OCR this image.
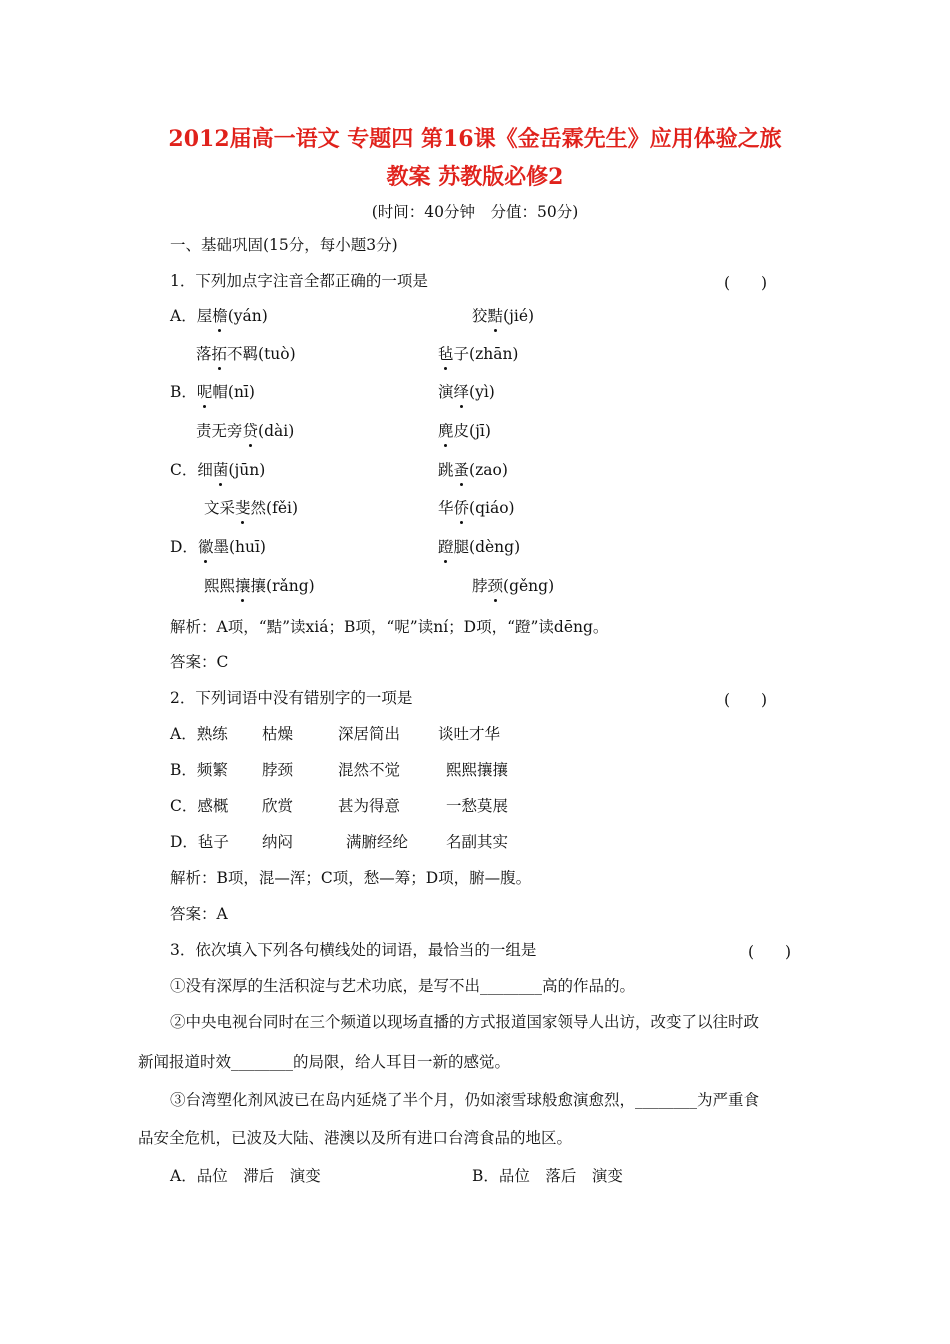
2012届高一语文 专题四 第16课《金岳霖先生》应用体验之旅
教案 苏教版必修2
(时间：40分钟　分值：50分)
一、基础巩固(15分，每小题3分)
1．下列加点字注音全都正确的一项是	(　　)
A．屋檐(yán)	狡黠(jié)
落拓不羁(tuò)	毡子(zhān)
B．呢帽(nī)	演绎(yì)
责无旁贷(dài)	麂皮(jī)
C．细菌(jūn)	跳蚤(zao)
文采斐然(fěi)	华侨(qiáo)
D．徽墨(huī)	蹬腿(dèng)
熙熙攘攘(rǎng)	脖颈(gěng)
解析：A项，“黠”读xiá；B项，“呢”读ní；D项，“蹬”读dēng。
答案：C
2．下列词语中没有错别字的一项是	(　　)
A．熟练 枯燥	深居简出 谈吐才华
B．频繁 脖颈	混然不觉	熙熙攘攘
C．感概 欣赏	甚为得意	一愁莫展
D．毡子 纳闷	满腑经纶 名副其实
解析：B项，混—浑；C项，愁—筹；D项，腑—腹。
答案：A
3．依次填入下列各句横线处的词语，最恰当的一组是	(　　)
①没有深厚的生活积淀与艺术功底，是写不出________高的作品的。
②中央电视台同时在三个频道以现场直播的方式报道国家领导人出访，改变了以往时政
新闻报道时效________的局限，给人耳目一新的感觉。
③台湾塑化剂风波已在岛内延烧了半个月，仍如滚雪球般愈演愈烈，________为严重食
品安全危机，已波及大陆、港澳以及所有进口台湾食品的地区。
A．品位　滞后　演变	B．品位　落后　演变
════════════════════
# Exercise directions
Retype all entries exactly as they appear, dropping the images.

# Full answer
OCR this image.
2012届高一语文 专题四 第16课《金岳霖先生》应用体验之旅
教案 苏教版必修2
(时间：40分钟　分值：50分)
一、基础巩固(15分，每小题3分)
1．下列加点字注音全都正确的一项是	(　　)
A．屋檐(yán)	狡黠(jié)
落拓不羁(tuò)	毡子(zhān)
B．呢帽(nī)	演绎(yì)
责无旁贷(dài)	麂皮(jī)
C．细菌(jūn)	跳蚤(zao)
文采斐然(fěi)	华侨(qiáo)
D．徽墨(huī)	蹬腿(dèng)
熙熙攘攘(rǎng)	脖颈(gěng)
解析：A项，“黠”读xiá；B项，“呢”读ní；D项，“蹬”读dēng。
答案：C
2．下列词语中没有错别字的一项是	(　　)
A．熟练 枯燥	深居简出 谈吐才华
B．频繁 脖颈	混然不觉	熙熙攘攘
C．感概 欣赏	甚为得意	一愁莫展
D．毡子 纳闷	满腑经纶 名副其实
解析：B项，混—浑；C项，愁—筹；D项，腑—腹。
答案：A
3．依次填入下列各句横线处的词语，最恰当的一组是	(　　)
①没有深厚的生活积淀与艺术功底，是写不出________高的作品的。
②中央电视台同时在三个频道以现场直播的方式报道国家领导人出访，改变了以往时政
新闻报道时效________的局限，给人耳目一新的感觉。
③台湾塑化剂风波已在岛内延烧了半个月，仍如滚雪球般愈演愈烈，________为严重食
品安全危机，已波及大陆、港澳以及所有进口台湾食品的地区。
A．品位　滞后　演变	B．品位　落后　演变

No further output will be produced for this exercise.